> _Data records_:
^^^^^^^^
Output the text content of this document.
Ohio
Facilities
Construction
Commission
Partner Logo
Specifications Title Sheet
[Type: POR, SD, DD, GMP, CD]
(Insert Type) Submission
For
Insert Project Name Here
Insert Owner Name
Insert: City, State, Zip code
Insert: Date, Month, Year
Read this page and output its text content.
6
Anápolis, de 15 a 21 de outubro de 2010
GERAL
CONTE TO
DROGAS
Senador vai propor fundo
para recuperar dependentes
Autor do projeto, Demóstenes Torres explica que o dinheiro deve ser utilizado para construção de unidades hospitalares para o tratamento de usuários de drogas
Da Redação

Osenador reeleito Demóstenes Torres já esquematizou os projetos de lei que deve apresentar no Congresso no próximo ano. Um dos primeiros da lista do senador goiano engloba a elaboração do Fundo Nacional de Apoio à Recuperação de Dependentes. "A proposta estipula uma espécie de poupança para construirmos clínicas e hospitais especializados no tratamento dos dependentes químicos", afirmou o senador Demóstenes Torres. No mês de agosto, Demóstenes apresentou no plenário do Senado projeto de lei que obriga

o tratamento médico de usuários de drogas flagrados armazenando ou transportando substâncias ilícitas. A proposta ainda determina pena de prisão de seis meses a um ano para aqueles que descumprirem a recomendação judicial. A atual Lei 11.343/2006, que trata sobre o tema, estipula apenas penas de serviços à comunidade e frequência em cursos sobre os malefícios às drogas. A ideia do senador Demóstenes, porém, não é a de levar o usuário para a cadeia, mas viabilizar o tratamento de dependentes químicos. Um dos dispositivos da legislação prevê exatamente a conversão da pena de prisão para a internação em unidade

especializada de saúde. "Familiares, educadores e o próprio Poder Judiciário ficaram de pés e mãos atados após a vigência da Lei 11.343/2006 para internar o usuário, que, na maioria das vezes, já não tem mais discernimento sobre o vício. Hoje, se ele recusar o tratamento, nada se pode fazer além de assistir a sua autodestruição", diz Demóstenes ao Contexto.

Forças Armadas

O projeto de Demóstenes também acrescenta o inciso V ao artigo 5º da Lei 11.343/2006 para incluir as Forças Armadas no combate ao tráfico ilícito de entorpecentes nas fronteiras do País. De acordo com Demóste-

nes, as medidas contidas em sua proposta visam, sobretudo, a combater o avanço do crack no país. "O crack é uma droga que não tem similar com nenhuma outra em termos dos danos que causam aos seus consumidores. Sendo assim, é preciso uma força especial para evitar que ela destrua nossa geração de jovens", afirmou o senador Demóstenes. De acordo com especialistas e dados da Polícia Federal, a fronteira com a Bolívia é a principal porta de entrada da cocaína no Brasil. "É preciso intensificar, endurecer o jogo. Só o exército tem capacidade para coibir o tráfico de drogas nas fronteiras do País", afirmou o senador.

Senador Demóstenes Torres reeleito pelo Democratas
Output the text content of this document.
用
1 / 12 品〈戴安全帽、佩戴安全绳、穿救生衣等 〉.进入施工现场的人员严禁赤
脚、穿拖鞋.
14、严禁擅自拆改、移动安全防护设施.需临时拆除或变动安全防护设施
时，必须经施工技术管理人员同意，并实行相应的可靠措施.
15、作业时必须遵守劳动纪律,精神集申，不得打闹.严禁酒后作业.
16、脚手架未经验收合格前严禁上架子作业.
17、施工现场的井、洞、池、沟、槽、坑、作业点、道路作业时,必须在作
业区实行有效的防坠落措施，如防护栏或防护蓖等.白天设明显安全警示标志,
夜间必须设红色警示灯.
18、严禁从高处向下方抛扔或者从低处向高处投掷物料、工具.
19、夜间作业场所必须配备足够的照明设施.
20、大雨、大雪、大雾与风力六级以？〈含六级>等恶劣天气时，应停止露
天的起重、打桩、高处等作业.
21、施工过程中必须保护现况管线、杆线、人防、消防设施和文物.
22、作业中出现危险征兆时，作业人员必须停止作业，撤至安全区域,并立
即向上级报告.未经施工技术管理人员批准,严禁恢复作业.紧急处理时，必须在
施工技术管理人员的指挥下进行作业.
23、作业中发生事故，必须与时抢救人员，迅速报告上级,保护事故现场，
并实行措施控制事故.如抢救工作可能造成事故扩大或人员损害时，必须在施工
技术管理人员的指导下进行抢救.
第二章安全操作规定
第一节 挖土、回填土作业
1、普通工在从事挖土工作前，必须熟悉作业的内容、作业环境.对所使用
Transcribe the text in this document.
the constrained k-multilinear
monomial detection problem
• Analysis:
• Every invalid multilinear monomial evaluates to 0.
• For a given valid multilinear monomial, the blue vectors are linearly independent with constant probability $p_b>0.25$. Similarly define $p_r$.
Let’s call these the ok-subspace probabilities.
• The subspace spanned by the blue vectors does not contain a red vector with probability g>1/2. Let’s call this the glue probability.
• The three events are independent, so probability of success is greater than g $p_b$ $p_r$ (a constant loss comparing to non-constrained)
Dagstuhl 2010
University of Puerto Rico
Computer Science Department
^^^^^^^^
> _Task_: Every line in the data above that contains "vectors" needs to be copied.

> _Exercise output_:
• For a given valid multilinear monomial, the blue vectors are linearly independent with constant probability $p_b>0.25$. Similarly define $p_r$.
• The subspace spanned by the blue vectors does not contain a red vector with probability g>1/2. Let’s call this the glue probability.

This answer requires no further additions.